**Requirement:** All the data must come back unchanged, except that pictures are left out.

START Given records

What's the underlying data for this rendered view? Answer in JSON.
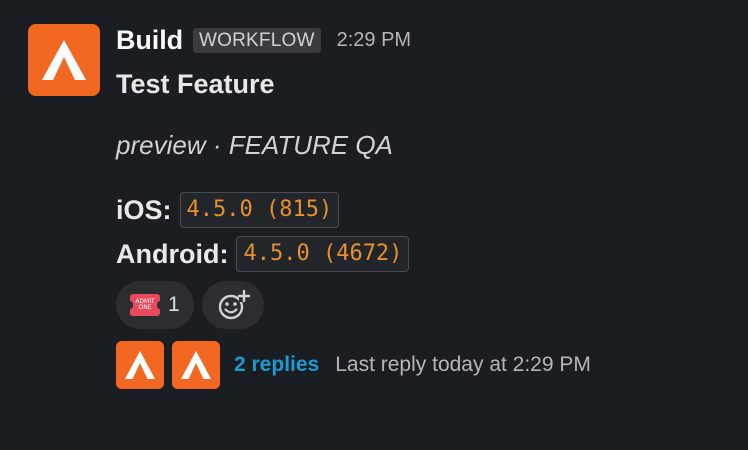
{
  "message": {
    "sender": "Build",
    "tag": "WORKFLOW",
    "time": "2:29 PM",
    "title": "Test Feature",
    "subtitle": "preview · FEATURE QA",
    "versions": [
      {
        "platform": "iOS:",
        "version": "4.5.0 (815)"
      },
      {
        "platform": "Android:",
        "version": "4.5.0 (4672)"
      }
    ],
    "reactions": [
      {
        "emoji": "admit-one-ticket",
        "ticket_text": "ADMIT ONE",
        "count": "1"
      }
    ],
    "add_reaction_icon": "add-emoji-icon",
    "thread": {
      "replies": "2 replies",
      "last_reply": "Last reply today at 2:29 PM"
    }
  },
  "colors": {
    "background": "#1a1d21",
    "avatar": "#f26722",
    "code": "#e8912d",
    "link": "#1d9bd1",
    "tag_bg": "#393b3f"
  }
}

END Given records

**Complete response:**
What's the underlying data for this rendered view? Answer in JSON.
{
  "message": {
    "sender": "Build",
    "tag": "WORKFLOW",
    "time": "2:29 PM",
    "title": "Test Feature",
    "subtitle": "preview · FEATURE QA",
    "versions": [
      {
        "platform": "iOS:",
        "version": "4.5.0 (815)"
      },
      {
        "platform": "Android:",
        "version": "4.5.0 (4672)"
      }
    ],
    "reactions": [
      {
        "emoji": "admit-one-ticket",
        "ticket_text": "ADMIT ONE",
        "count": "1"
      }
    ],
    "add_reaction_icon": "add-emoji-icon",
    "thread": {
      "replies": "2 replies",
      "last_reply": "Last reply today at 2:29 PM"
    }
  },
  "colors": {
    "background": "#1a1d21",
    "avatar": "#f26722",
    "code": "#e8912d",
    "link": "#1d9bd1",
    "tag_bg": "#393b3f"
  }
}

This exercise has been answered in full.